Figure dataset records
:::
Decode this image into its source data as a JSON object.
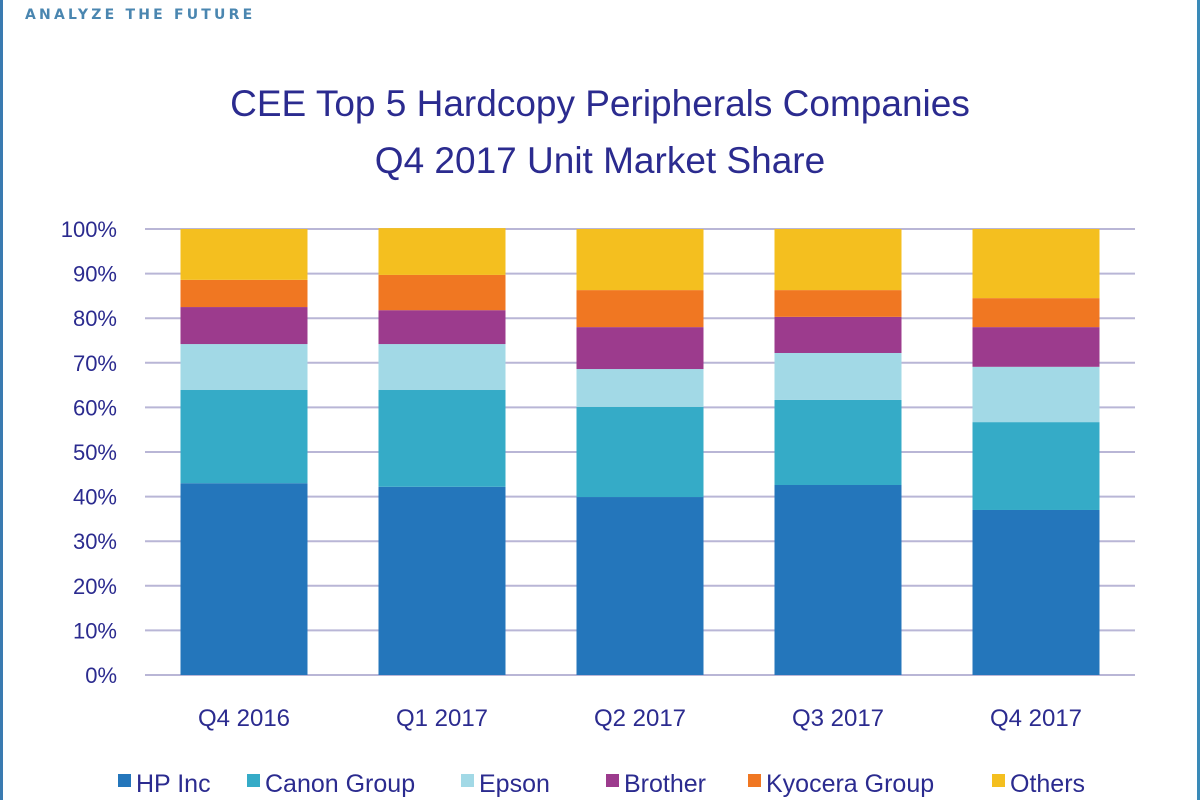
{
  "tagline": "ANALYZE THE FUTURE",
  "chart_data": {
    "type": "bar",
    "stacked": true,
    "title": "CEE Top 5 Hardcopy Peripherals Companies",
    "subtitle": "Q4 2017 Unit Market Share",
    "xlabel": "",
    "ylabel": "",
    "ylim": [
      0,
      100
    ],
    "yticks": [
      "0%",
      "10%",
      "20%",
      "30%",
      "40%",
      "50%",
      "60%",
      "70%",
      "80%",
      "90%",
      "100%"
    ],
    "grid": true,
    "legend_position": "bottom",
    "categories": [
      "Q4 2016",
      "Q1 2017",
      "Q2 2017",
      "Q3 2017",
      "Q4 2017"
    ],
    "series": [
      {
        "name": "HP Inc",
        "color": "#2476bb",
        "values": [
          43.0,
          42.2,
          39.9,
          42.6,
          37.0
        ]
      },
      {
        "name": "Canon Group",
        "color": "#35abc7",
        "values": [
          20.9,
          21.7,
          20.2,
          19.1,
          19.7
        ]
      },
      {
        "name": "Epson",
        "color": "#a2d9e6",
        "values": [
          10.3,
          10.3,
          8.5,
          10.5,
          12.4
        ]
      },
      {
        "name": "Brother",
        "color": "#9c3b8d",
        "values": [
          8.3,
          7.6,
          9.4,
          8.1,
          8.9
        ]
      },
      {
        "name": "Kyocera Group",
        "color": "#f07722",
        "values": [
          6.1,
          7.9,
          8.3,
          6.0,
          6.5
        ]
      },
      {
        "name": "Others",
        "color": "#f4bf1f",
        "values": [
          11.4,
          10.5,
          13.7,
          13.7,
          15.5
        ]
      }
    ]
  }
}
:::
Write out every line of the entries that holds the word "name".

### EXPECTED ANSWER:
        "name": "HP Inc",
        "name": "Canon Group",
        "name": "Epson",
        "name": "Brother",
        "name": "Kyocera Group",
        "name": "Others",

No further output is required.